───── Stored data

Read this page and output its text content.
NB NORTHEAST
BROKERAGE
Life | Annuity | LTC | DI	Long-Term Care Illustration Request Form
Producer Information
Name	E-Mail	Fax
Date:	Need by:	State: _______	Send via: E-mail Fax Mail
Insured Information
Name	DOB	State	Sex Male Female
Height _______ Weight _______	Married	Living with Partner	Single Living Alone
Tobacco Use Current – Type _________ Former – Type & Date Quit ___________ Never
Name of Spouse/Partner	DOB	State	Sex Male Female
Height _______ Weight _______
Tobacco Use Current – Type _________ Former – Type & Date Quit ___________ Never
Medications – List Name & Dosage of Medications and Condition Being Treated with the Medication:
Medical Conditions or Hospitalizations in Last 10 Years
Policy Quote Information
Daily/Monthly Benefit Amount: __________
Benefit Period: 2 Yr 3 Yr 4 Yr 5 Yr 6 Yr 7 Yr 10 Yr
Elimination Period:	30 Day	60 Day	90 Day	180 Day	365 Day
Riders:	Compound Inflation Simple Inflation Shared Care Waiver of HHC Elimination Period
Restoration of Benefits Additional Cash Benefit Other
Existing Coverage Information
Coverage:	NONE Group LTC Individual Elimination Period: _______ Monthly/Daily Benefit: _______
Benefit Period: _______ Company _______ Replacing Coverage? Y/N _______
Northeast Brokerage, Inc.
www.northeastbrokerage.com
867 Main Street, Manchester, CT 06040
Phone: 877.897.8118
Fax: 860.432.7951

──────────

▶ _What is expected_
Where does the word "Partner" appear in the listing? List each line that holds it.

▶ _Output for this exercise_
Height _______ Weight _______	Married	Living with Partner	Single Living Alone
Name of Spouse/Partner	DOB	State	Sex Male Female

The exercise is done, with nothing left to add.